- **Job**:
Copy out each line in the material below that has the word "period".

- **Material provided**:
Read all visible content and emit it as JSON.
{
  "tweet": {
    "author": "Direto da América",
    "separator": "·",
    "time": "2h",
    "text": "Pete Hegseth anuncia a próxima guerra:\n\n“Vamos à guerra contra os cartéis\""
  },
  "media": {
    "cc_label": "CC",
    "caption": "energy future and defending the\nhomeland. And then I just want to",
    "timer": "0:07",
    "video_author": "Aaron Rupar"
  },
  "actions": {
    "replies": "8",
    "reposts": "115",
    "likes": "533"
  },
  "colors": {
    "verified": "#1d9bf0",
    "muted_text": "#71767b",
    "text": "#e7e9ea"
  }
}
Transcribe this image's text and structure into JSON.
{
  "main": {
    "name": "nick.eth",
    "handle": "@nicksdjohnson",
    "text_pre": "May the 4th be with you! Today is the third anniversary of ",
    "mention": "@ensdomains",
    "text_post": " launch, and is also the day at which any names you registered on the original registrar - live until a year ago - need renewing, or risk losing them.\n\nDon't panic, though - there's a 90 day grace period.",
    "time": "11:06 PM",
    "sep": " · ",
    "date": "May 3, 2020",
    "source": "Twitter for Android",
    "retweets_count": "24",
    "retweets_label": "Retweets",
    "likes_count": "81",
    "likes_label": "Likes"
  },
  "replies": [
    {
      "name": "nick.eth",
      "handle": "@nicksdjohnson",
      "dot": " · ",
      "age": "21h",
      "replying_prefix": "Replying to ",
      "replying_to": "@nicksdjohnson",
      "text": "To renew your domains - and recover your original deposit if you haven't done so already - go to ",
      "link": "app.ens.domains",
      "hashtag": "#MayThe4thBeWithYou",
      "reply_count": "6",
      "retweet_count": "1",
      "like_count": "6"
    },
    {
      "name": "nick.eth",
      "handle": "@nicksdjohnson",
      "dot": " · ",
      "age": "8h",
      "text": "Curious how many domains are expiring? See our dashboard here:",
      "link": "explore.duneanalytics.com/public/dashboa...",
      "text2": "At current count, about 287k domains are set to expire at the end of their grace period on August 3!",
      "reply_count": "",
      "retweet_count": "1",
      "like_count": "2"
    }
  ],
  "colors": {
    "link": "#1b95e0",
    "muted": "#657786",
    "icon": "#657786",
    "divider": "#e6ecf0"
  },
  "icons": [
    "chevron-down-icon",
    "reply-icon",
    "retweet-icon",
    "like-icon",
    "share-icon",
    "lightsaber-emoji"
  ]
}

- **Worked answer**:
    "text_post": " launch, and is also the day at which any names you registered on the original registrar - live until a year ago - need renewing, or risk losing them.\n\nDon't panic, though - there's a 90 day grace period.",
      "text2": "At current count, about 287k domains are set to expire at the end of their grace period on August 3!",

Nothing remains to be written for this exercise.